#### LISTING ####

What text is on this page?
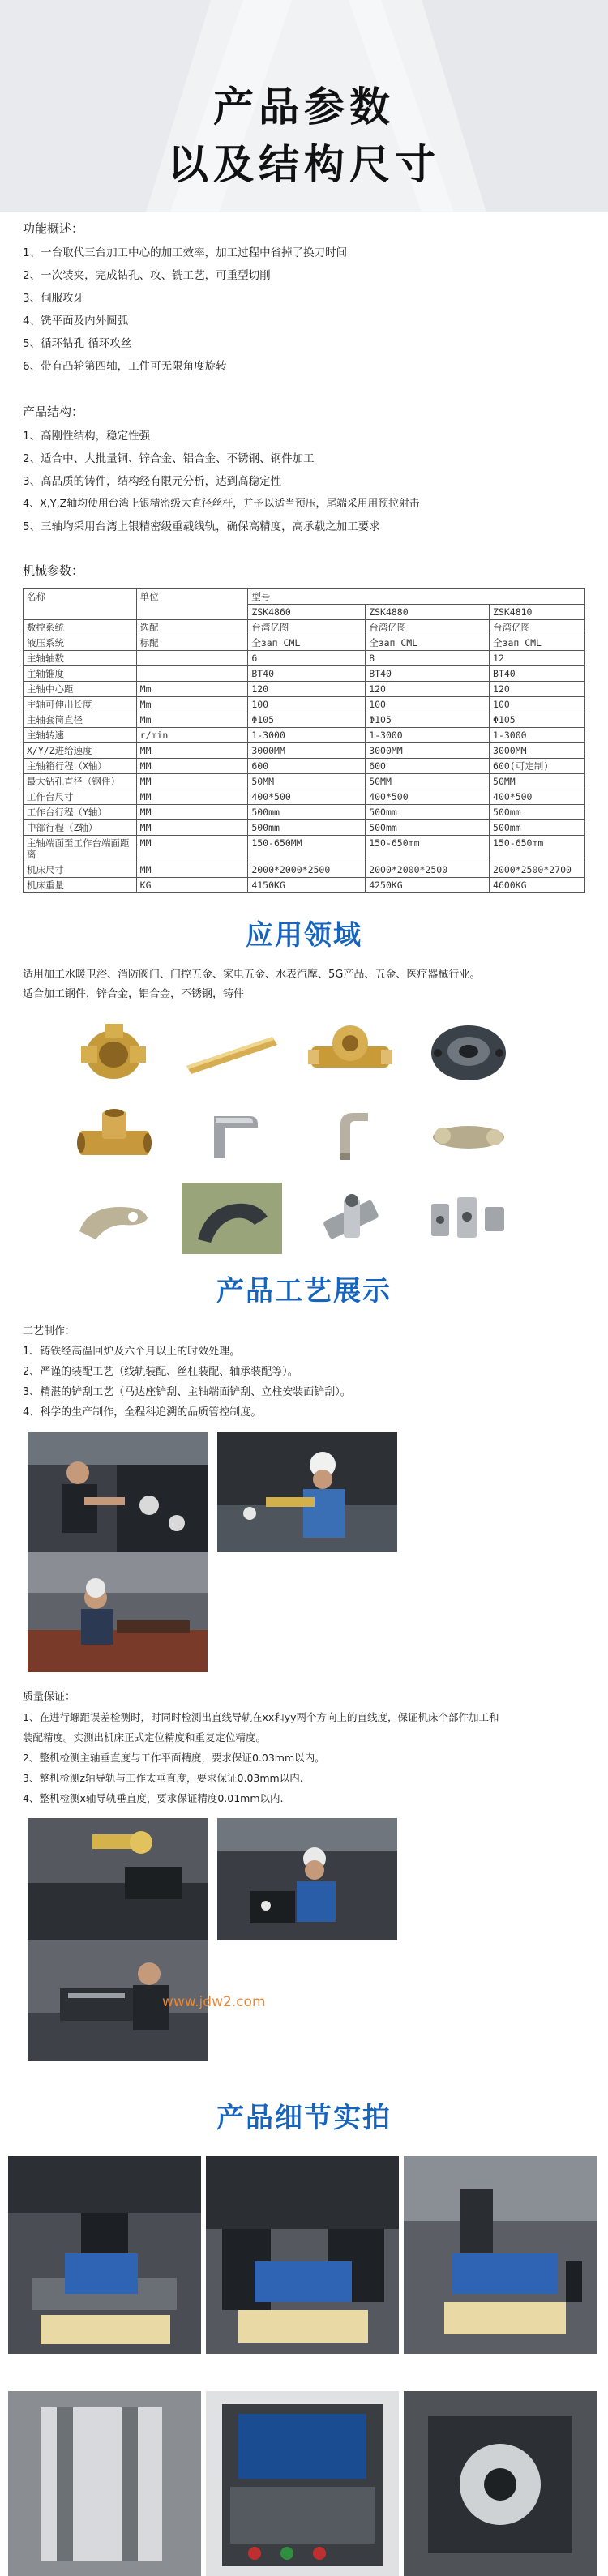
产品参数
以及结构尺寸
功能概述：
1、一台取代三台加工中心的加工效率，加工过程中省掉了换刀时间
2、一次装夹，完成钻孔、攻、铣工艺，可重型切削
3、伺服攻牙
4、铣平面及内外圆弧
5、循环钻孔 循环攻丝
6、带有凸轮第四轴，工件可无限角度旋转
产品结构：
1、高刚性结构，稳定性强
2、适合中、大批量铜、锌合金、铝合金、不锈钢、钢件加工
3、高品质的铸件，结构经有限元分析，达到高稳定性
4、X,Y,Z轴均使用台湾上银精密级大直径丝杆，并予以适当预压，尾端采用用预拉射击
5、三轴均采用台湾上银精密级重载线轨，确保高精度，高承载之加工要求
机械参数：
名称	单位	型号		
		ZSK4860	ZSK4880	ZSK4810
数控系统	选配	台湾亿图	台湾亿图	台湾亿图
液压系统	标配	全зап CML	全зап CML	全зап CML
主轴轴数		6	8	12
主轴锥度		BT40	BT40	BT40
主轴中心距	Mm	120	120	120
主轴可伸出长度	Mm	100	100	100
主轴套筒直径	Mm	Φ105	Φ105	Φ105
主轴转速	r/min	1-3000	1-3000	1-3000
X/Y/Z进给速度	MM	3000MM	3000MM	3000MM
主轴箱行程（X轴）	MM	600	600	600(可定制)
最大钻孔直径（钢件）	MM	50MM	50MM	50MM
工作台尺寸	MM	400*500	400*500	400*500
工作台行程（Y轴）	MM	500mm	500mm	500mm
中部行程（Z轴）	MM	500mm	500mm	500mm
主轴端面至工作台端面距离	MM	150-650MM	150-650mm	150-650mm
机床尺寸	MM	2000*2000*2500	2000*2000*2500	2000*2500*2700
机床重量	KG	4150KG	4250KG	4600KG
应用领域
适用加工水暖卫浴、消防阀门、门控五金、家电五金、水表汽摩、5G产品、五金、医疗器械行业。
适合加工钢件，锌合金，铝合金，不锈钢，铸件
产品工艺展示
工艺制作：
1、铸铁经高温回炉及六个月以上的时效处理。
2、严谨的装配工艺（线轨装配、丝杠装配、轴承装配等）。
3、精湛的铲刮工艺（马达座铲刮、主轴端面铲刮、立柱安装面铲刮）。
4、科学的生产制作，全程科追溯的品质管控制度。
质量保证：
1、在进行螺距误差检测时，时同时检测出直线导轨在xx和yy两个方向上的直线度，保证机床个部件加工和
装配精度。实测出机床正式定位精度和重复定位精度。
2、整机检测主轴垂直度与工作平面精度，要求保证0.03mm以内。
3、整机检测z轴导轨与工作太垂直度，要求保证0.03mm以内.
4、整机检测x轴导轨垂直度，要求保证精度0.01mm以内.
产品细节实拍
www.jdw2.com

####

WHAT IS BEING ASKED
Write every entry out again exactly, dropping the pictures.

REPLY
What text is on this page?
产品参数
以及结构尺寸
功能概述：
1、一台取代三台加工中心的加工效率，加工过程中省掉了换刀时间
2、一次装夹，完成钻孔、攻、铣工艺，可重型切削
3、伺服攻牙
4、铣平面及内外圆弧
5、循环钻孔 循环攻丝
6、带有凸轮第四轴，工件可无限角度旋转
产品结构：
1、高刚性结构，稳定性强
2、适合中、大批量铜、锌合金、铝合金、不锈钢、钢件加工
3、高品质的铸件，结构经有限元分析，达到高稳定性
4、X,Y,Z轴均使用台湾上银精密级大直径丝杆，并予以适当预压，尾端采用用预拉射击
5、三轴均采用台湾上银精密级重载线轨，确保高精度，高承载之加工要求
机械参数：
名称	单位	型号		
		ZSK4860	ZSK4880	ZSK4810
数控系统	选配	台湾亿图	台湾亿图	台湾亿图
液压系统	标配	全зап CML	全зап CML	全зап CML
主轴轴数		6	8	12
主轴锥度		BT40	BT40	BT40
主轴中心距	Mm	120	120	120
主轴可伸出长度	Mm	100	100	100
主轴套筒直径	Mm	Φ105	Φ105	Φ105
主轴转速	r/min	1-3000	1-3000	1-3000
X/Y/Z进给速度	MM	3000MM	3000MM	3000MM
主轴箱行程（X轴）	MM	600	600	600(可定制)
最大钻孔直径（钢件）	MM	50MM	50MM	50MM
工作台尺寸	MM	400*500	400*500	400*500
工作台行程（Y轴）	MM	500mm	500mm	500mm
中部行程（Z轴）	MM	500mm	500mm	500mm
主轴端面至工作台端面距离	MM	150-650MM	150-650mm	150-650mm
机床尺寸	MM	2000*2000*2500	2000*2000*2500	2000*2500*2700
机床重量	KG	4150KG	4250KG	4600KG
应用领域
适用加工水暖卫浴、消防阀门、门控五金、家电五金、水表汽摩、5G产品、五金、医疗器械行业。
适合加工钢件，锌合金，铝合金，不锈钢，铸件
产品工艺展示
工艺制作：
1、铸铁经高温回炉及六个月以上的时效处理。
2、严谨的装配工艺（线轨装配、丝杠装配、轴承装配等）。
3、精湛的铲刮工艺（马达座铲刮、主轴端面铲刮、立柱安装面铲刮）。
4、科学的生产制作，全程科追溯的品质管控制度。
质量保证：
1、在进行螺距误差检测时，时同时检测出直线导轨在xx和yy两个方向上的直线度，保证机床个部件加工和
装配精度。实测出机床正式定位精度和重复定位精度。
2、整机检测主轴垂直度与工作平面精度，要求保证0.03mm以内。
3、整机检测z轴导轨与工作太垂直度，要求保证0.03mm以内.
4、整机检测x轴导轨垂直度，要求保证精度0.01mm以内.
产品细节实拍
www.jdw2.com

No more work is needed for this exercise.